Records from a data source
>> Start

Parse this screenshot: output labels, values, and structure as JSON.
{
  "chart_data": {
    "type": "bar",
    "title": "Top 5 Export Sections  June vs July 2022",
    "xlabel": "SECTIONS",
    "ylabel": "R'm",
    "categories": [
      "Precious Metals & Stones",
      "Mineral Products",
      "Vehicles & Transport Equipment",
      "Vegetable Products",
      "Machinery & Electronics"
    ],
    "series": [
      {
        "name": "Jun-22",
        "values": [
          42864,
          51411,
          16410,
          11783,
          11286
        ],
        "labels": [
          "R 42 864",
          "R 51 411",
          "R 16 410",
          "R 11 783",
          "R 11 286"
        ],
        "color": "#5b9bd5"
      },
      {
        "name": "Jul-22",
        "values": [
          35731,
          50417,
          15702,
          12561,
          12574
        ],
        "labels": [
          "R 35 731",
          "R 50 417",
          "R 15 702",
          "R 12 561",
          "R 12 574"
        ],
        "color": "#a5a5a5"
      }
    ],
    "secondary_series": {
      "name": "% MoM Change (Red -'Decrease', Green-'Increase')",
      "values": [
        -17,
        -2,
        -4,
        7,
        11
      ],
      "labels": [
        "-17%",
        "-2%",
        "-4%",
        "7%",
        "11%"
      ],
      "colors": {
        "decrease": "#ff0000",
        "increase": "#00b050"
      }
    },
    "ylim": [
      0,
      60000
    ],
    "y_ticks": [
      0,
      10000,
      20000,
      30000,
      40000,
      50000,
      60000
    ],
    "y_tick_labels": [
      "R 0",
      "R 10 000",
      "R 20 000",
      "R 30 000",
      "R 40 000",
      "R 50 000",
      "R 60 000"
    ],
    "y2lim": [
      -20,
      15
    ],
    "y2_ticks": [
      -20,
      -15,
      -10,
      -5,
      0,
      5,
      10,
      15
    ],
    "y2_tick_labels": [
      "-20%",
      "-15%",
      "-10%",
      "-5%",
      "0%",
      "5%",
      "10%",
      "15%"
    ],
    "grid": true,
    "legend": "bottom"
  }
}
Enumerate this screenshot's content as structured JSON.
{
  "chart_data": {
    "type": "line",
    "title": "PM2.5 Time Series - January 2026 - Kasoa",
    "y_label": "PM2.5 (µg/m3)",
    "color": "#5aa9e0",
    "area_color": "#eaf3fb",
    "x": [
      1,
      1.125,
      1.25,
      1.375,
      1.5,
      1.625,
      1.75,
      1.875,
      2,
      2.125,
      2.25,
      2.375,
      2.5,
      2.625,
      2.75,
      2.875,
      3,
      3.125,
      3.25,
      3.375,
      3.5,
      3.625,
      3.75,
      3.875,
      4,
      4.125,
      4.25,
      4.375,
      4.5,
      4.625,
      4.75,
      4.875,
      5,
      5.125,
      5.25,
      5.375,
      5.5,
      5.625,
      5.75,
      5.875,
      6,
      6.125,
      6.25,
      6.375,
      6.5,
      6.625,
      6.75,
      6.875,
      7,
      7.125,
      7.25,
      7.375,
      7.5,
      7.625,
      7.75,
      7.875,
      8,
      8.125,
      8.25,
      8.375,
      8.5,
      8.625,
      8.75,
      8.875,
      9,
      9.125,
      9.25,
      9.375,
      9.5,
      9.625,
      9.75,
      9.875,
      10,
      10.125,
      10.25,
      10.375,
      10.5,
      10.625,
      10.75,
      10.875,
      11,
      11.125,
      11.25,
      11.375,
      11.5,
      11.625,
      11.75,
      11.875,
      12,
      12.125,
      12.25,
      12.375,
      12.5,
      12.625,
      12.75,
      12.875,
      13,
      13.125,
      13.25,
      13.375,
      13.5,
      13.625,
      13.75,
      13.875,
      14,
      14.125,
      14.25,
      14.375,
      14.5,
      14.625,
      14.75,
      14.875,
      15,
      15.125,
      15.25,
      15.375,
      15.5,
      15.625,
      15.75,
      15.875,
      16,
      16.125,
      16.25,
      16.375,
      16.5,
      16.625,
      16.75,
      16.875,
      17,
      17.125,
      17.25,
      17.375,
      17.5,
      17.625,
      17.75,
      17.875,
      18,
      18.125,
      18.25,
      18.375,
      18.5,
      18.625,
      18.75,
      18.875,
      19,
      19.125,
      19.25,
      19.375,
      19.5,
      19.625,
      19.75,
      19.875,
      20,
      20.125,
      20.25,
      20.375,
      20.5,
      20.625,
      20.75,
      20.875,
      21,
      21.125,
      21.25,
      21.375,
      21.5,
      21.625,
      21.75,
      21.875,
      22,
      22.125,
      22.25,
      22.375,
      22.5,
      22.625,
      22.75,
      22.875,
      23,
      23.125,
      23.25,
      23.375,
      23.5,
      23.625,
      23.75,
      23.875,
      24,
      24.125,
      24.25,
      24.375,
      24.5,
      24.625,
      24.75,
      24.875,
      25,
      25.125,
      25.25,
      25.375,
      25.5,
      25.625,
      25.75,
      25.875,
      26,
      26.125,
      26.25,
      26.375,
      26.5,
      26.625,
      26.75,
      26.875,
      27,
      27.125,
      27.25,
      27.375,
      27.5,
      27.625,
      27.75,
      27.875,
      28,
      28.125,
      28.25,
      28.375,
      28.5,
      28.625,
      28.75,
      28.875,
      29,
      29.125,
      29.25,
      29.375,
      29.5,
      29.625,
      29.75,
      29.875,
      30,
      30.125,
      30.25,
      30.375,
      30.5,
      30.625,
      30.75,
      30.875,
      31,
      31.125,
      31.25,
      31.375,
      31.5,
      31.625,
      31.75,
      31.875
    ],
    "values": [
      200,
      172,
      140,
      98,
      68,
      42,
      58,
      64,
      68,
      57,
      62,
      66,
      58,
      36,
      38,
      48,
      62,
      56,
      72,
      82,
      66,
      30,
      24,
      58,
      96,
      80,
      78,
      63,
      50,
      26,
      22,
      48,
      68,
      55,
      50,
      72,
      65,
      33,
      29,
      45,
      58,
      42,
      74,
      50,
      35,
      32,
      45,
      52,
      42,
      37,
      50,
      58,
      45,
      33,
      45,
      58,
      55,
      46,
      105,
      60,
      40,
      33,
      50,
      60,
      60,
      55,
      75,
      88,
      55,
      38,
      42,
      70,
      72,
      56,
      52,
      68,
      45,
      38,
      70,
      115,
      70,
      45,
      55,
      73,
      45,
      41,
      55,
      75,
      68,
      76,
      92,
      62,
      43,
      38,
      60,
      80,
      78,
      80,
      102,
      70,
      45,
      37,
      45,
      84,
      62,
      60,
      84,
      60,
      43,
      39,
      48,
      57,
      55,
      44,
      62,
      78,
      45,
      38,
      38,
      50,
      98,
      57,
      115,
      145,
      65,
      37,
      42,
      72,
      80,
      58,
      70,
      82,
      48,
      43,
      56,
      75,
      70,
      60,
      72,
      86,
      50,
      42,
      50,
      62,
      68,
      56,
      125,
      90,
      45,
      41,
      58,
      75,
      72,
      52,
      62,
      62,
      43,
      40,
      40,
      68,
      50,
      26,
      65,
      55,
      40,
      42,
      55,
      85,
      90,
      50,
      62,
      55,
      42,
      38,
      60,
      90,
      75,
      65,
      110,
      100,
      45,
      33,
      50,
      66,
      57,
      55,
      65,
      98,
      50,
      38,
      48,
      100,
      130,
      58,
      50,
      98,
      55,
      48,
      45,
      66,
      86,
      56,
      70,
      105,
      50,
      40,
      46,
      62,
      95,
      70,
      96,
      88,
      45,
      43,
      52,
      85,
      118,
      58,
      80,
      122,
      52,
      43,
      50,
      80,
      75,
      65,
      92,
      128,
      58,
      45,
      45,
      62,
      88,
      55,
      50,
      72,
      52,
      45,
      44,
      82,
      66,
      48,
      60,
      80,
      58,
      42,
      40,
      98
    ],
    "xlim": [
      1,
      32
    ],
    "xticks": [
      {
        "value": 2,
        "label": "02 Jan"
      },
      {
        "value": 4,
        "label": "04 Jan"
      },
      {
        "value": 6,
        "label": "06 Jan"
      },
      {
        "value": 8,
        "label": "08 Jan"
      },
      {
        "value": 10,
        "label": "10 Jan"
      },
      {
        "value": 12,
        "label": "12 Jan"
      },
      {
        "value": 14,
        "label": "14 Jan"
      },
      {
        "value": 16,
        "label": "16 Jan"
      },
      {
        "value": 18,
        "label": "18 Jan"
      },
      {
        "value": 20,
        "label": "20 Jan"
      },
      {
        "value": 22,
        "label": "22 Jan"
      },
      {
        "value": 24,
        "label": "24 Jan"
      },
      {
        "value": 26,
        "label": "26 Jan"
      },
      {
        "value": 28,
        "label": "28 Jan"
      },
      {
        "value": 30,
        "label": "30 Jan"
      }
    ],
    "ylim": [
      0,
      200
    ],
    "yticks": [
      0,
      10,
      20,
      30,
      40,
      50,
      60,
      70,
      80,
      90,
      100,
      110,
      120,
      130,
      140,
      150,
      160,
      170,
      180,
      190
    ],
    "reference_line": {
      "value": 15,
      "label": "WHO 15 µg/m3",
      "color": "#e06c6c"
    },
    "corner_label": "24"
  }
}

>> End

* [Problem to work on]:
For the listing above, give the number of lines in which the string "Products" occurs, and nothing else.

* [Answer in full]:
2